[The records]:
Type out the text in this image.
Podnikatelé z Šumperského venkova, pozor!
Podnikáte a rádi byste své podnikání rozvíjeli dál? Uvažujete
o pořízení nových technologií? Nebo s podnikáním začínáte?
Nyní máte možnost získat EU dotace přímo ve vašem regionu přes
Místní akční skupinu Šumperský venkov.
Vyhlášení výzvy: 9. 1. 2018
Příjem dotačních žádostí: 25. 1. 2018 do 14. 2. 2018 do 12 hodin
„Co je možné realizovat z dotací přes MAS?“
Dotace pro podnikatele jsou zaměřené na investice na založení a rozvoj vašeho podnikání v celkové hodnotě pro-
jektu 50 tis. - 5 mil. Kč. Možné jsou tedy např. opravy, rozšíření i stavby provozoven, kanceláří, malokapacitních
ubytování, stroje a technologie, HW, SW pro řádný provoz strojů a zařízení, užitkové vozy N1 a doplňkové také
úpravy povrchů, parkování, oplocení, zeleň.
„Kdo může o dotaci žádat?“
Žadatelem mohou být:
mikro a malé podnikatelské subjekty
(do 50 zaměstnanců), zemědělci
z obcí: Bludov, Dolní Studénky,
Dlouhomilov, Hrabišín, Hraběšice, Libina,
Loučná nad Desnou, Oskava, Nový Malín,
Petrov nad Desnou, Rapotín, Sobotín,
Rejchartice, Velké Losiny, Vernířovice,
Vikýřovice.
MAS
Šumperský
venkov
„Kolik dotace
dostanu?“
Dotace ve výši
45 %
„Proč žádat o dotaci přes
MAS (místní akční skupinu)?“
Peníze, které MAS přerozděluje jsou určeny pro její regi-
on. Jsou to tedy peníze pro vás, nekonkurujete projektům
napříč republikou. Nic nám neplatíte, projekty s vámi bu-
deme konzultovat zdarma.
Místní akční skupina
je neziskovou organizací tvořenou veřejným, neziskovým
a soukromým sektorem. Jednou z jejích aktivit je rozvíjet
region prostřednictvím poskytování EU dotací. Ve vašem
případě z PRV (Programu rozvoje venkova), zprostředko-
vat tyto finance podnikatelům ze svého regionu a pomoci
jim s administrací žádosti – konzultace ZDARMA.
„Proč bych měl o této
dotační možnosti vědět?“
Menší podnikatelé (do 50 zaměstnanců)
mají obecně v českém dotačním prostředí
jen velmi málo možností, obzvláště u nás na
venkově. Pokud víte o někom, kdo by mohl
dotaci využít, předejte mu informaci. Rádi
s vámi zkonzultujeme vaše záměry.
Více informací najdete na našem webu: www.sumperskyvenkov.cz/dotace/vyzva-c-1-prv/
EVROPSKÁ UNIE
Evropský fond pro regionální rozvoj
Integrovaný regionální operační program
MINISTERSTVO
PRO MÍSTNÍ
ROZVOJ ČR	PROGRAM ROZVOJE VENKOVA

[Stated task]: Send back all of the entries exactly, with nothing missing.

[Response below]:
Type out the text in this image.
Podnikatelé z Šumperského venkova, pozor!
Podnikáte a rádi byste své podnikání rozvíjeli dál? Uvažujete
o pořízení nových technologií? Nebo s podnikáním začínáte?
Nyní máte možnost získat EU dotace přímo ve vašem regionu přes
Místní akční skupinu Šumperský venkov.
Vyhlášení výzvy: 9. 1. 2018
Příjem dotačních žádostí: 25. 1. 2018 do 14. 2. 2018 do 12 hodin
„Co je možné realizovat z dotací přes MAS?“
Dotace pro podnikatele jsou zaměřené na investice na založení a rozvoj vašeho podnikání v celkové hodnotě pro-
jektu 50 tis. - 5 mil. Kč. Možné jsou tedy např. opravy, rozšíření i stavby provozoven, kanceláří, malokapacitních
ubytování, stroje a technologie, HW, SW pro řádný provoz strojů a zařízení, užitkové vozy N1 a doplňkové také
úpravy povrchů, parkování, oplocení, zeleň.
„Kdo může o dotaci žádat?“
Žadatelem mohou být:
mikro a malé podnikatelské subjekty
(do 50 zaměstnanců), zemědělci
z obcí: Bludov, Dolní Studénky,
Dlouhomilov, Hrabišín, Hraběšice, Libina,
Loučná nad Desnou, Oskava, Nový Malín,
Petrov nad Desnou, Rapotín, Sobotín,
Rejchartice, Velké Losiny, Vernířovice,
Vikýřovice.
MAS
Šumperský
venkov
„Kolik dotace
dostanu?“
Dotace ve výši
45 %
„Proč žádat o dotaci přes
MAS (místní akční skupinu)?“
Peníze, které MAS přerozděluje jsou určeny pro její regi-
on. Jsou to tedy peníze pro vás, nekonkurujete projektům
napříč republikou. Nic nám neplatíte, projekty s vámi bu-
deme konzultovat zdarma.
Místní akční skupina
je neziskovou organizací tvořenou veřejným, neziskovým
a soukromým sektorem. Jednou z jejích aktivit je rozvíjet
region prostřednictvím poskytování EU dotací. Ve vašem
případě z PRV (Programu rozvoje venkova), zprostředko-
vat tyto finance podnikatelům ze svého regionu a pomoci
jim s administrací žádosti – konzultace ZDARMA.
„Proč bych měl o této
dotační možnosti vědět?“
Menší podnikatelé (do 50 zaměstnanců)
mají obecně v českém dotačním prostředí
jen velmi málo možností, obzvláště u nás na
venkově. Pokud víte o někom, kdo by mohl
dotaci využít, předejte mu informaci. Rádi
s vámi zkonzultujeme vaše záměry.
Více informací najdete na našem webu: www.sumperskyvenkov.cz/dotace/vyzva-c-1-prv/
EVROPSKÁ UNIE
Evropský fond pro regionální rozvoj
Integrovaný regionální operační program
MINISTERSTVO
PRO MÍSTNÍ
ROZVOJ ČR	PROGRAM ROZVOJE VENKOVA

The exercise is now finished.